<<<<

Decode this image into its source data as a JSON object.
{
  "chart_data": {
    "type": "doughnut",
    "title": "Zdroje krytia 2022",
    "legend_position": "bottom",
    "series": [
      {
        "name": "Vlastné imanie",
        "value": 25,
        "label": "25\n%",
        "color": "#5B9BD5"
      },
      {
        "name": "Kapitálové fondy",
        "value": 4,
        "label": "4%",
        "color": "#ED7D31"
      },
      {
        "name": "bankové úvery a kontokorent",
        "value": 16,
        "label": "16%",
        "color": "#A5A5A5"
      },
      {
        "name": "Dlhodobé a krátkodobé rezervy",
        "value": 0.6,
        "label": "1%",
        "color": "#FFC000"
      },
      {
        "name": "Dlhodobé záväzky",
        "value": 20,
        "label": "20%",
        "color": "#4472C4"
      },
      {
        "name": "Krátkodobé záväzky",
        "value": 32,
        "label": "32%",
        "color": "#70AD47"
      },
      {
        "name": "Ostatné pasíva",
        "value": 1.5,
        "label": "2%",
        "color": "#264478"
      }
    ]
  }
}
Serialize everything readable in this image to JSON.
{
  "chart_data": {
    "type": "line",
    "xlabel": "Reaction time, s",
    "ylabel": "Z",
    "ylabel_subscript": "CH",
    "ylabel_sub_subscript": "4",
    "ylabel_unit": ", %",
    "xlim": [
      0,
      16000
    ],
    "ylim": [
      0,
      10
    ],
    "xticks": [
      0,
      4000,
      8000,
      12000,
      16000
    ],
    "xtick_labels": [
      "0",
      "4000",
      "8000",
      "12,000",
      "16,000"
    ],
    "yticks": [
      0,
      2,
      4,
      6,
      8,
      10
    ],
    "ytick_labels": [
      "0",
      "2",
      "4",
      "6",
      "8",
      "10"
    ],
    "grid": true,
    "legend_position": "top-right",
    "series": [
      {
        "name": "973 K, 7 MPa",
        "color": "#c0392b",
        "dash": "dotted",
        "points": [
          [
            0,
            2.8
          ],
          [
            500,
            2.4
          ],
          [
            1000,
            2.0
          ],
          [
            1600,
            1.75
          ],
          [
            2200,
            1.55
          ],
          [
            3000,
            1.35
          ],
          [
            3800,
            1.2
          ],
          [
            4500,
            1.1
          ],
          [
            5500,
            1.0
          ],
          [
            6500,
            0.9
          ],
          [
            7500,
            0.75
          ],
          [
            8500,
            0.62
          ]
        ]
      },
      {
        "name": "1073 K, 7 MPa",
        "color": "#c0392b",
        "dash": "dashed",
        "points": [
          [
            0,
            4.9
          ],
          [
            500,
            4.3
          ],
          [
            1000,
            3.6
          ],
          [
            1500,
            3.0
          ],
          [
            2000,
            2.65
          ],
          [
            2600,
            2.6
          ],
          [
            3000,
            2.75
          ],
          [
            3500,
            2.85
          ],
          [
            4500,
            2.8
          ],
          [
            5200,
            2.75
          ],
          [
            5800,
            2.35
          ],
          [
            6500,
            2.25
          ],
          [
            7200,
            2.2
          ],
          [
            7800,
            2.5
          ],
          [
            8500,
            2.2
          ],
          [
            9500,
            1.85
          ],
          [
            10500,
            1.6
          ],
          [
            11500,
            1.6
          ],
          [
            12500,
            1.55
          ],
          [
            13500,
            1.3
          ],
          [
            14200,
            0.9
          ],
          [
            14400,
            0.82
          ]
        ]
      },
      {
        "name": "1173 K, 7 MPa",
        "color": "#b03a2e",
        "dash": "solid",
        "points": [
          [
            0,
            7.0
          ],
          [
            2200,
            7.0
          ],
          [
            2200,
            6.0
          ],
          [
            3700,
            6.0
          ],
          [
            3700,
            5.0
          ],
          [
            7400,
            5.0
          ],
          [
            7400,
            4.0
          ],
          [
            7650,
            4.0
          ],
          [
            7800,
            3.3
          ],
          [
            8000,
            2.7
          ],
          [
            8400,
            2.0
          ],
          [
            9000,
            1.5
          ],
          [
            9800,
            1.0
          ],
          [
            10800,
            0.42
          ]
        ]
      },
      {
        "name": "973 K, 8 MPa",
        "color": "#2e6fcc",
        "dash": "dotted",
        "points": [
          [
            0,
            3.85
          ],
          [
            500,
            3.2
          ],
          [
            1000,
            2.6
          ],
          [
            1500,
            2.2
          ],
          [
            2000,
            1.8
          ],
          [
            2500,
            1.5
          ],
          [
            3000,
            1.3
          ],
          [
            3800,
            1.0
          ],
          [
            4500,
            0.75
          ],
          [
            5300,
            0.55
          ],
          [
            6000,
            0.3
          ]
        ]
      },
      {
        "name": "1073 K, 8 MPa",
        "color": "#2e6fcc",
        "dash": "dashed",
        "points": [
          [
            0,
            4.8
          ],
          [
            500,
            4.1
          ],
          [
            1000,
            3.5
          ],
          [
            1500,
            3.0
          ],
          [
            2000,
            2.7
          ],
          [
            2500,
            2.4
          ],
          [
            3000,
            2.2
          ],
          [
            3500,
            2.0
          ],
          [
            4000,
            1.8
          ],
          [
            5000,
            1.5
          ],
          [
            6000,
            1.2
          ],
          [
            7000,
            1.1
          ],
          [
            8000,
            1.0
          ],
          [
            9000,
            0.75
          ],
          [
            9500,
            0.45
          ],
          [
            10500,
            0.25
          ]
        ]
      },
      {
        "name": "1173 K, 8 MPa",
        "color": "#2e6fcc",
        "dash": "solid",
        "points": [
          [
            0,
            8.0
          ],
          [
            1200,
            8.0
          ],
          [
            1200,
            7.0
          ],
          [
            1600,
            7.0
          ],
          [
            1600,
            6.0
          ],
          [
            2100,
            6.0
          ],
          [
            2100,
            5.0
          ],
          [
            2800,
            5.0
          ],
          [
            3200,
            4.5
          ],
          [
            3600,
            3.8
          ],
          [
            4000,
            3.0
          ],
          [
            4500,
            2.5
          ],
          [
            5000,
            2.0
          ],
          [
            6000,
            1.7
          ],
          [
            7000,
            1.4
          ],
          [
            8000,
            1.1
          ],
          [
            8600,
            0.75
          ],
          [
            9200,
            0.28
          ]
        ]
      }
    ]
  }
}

>>>>

» **The problem**: Reproduce the entries above in full by retyping them exactly.

» **Right answer**:
Decode this image into its source data as a JSON object.
{
  "chart_data": {
    "type": "doughnut",
    "title": "Zdroje krytia 2022",
    "legend_position": "bottom",
    "series": [
      {
        "name": "Vlastné imanie",
        "value": 25,
        "label": "25\n%",
        "color": "#5B9BD5"
      },
      {
        "name": "Kapitálové fondy",
        "value": 4,
        "label": "4%",
        "color": "#ED7D31"
      },
      {
        "name": "bankové úvery a kontokorent",
        "value": 16,
        "label": "16%",
        "color": "#A5A5A5"
      },
      {
        "name": "Dlhodobé a krátkodobé rezervy",
        "value": 0.6,
        "label": "1%",
        "color": "#FFC000"
      },
      {
        "name": "Dlhodobé záväzky",
        "value": 20,
        "label": "20%",
        "color": "#4472C4"
      },
      {
        "name": "Krátkodobé záväzky",
        "value": 32,
        "label": "32%",
        "color": "#70AD47"
      },
      {
        "name": "Ostatné pasíva",
        "value": 1.5,
        "label": "2%",
        "color": "#264478"
      }
    ]
  }
}
Serialize everything readable in this image to JSON.
{
  "chart_data": {
    "type": "line",
    "xlabel": "Reaction time, s",
    "ylabel": "Z",
    "ylabel_subscript": "CH",
    "ylabel_sub_subscript": "4",
    "ylabel_unit": ", %",
    "xlim": [
      0,
      16000
    ],
    "ylim": [
      0,
      10
    ],
    "xticks": [
      0,
      4000,
      8000,
      12000,
      16000
    ],
    "xtick_labels": [
      "0",
      "4000",
      "8000",
      "12,000",
      "16,000"
    ],
    "yticks": [
      0,
      2,
      4,
      6,
      8,
      10
    ],
    "ytick_labels": [
      "0",
      "2",
      "4",
      "6",
      "8",
      "10"
    ],
    "grid": true,
    "legend_position": "top-right",
    "series": [
      {
        "name": "973 K, 7 MPa",
        "color": "#c0392b",
        "dash": "dotted",
        "points": [
          [
            0,
            2.8
          ],
          [
            500,
            2.4
          ],
          [
            1000,
            2.0
          ],
          [
            1600,
            1.75
          ],
          [
            2200,
            1.55
          ],
          [
            3000,
            1.35
          ],
          [
            3800,
            1.2
          ],
          [
            4500,
            1.1
          ],
          [
            5500,
            1.0
          ],
          [
            6500,
            0.9
          ],
          [
            7500,
            0.75
          ],
          [
            8500,
            0.62
          ]
        ]
      },
      {
        "name": "1073 K, 7 MPa",
        "color": "#c0392b",
        "dash": "dashed",
        "points": [
          [
            0,
            4.9
          ],
          [
            500,
            4.3
          ],
          [
            1000,
            3.6
          ],
          [
            1500,
            3.0
          ],
          [
            2000,
            2.65
          ],
          [
            2600,
            2.6
          ],
          [
            3000,
            2.75
          ],
          [
            3500,
            2.85
          ],
          [
            4500,
            2.8
          ],
          [
            5200,
            2.75
          ],
          [
            5800,
            2.35
          ],
          [
            6500,
            2.25
          ],
          [
            7200,
            2.2
          ],
          [
            7800,
            2.5
          ],
          [
            8500,
            2.2
          ],
          [
            9500,
            1.85
          ],
          [
            10500,
            1.6
          ],
          [
            11500,
            1.6
          ],
          [
            12500,
            1.55
          ],
          [
            13500,
            1.3
          ],
          [
            14200,
            0.9
          ],
          [
            14400,
            0.82
          ]
        ]
      },
      {
        "name": "1173 K, 7 MPa",
        "color": "#b03a2e",
        "dash": "solid",
        "points": [
          [
            0,
            7.0
          ],
          [
            2200,
            7.0
          ],
          [
            2200,
            6.0
          ],
          [
            3700,
            6.0
          ],
          [
            3700,
            5.0
          ],
          [
            7400,
            5.0
          ],
          [
            7400,
            4.0
          ],
          [
            7650,
            4.0
          ],
          [
            7800,
            3.3
          ],
          [
            8000,
            2.7
          ],
          [
            8400,
            2.0
          ],
          [
            9000,
            1.5
          ],
          [
            9800,
            1.0
          ],
          [
            10800,
            0.42
          ]
        ]
      },
      {
        "name": "973 K, 8 MPa",
        "color": "#2e6fcc",
        "dash": "dotted",
        "points": [
          [
            0,
            3.85
          ],
          [
            500,
            3.2
          ],
          [
            1000,
            2.6
          ],
          [
            1500,
            2.2
          ],
          [
            2000,
            1.8
          ],
          [
            2500,
            1.5
          ],
          [
            3000,
            1.3
          ],
          [
            3800,
            1.0
          ],
          [
            4500,
            0.75
          ],
          [
            5300,
            0.55
          ],
          [
            6000,
            0.3
          ]
        ]
      },
      {
        "name": "1073 K, 8 MPa",
        "color": "#2e6fcc",
        "dash": "dashed",
        "points": [
          [
            0,
            4.8
          ],
          [
            500,
            4.1
          ],
          [
            1000,
            3.5
          ],
          [
            1500,
            3.0
          ],
          [
            2000,
            2.7
          ],
          [
            2500,
            2.4
          ],
          [
            3000,
            2.2
          ],
          [
            3500,
            2.0
          ],
          [
            4000,
            1.8
          ],
          [
            5000,
            1.5
          ],
          [
            6000,
            1.2
          ],
          [
            7000,
            1.1
          ],
          [
            8000,
            1.0
          ],
          [
            9000,
            0.75
          ],
          [
            9500,
            0.45
          ],
          [
            10500,
            0.25
          ]
        ]
      },
      {
        "name": "1173 K, 8 MPa",
        "color": "#2e6fcc",
        "dash": "solid",
        "points": [
          [
            0,
            8.0
          ],
          [
            1200,
            8.0
          ],
          [
            1200,
            7.0
          ],
          [
            1600,
            7.0
          ],
          [
            1600,
            6.0
          ],
          [
            2100,
            6.0
          ],
          [
            2100,
            5.0
          ],
          [
            2800,
            5.0
          ],
          [
            3200,
            4.5
          ],
          [
            3600,
            3.8
          ],
          [
            4000,
            3.0
          ],
          [
            4500,
            2.5
          ],
          [
            5000,
            2.0
          ],
          [
            6000,
            1.7
          ],
          [
            7000,
            1.4
          ],
          [
            8000,
            1.1
          ],
          [
            8600,
            0.75
          ],
          [
            9200,
            0.28
          ]
        ]
      }
    ]
  }
}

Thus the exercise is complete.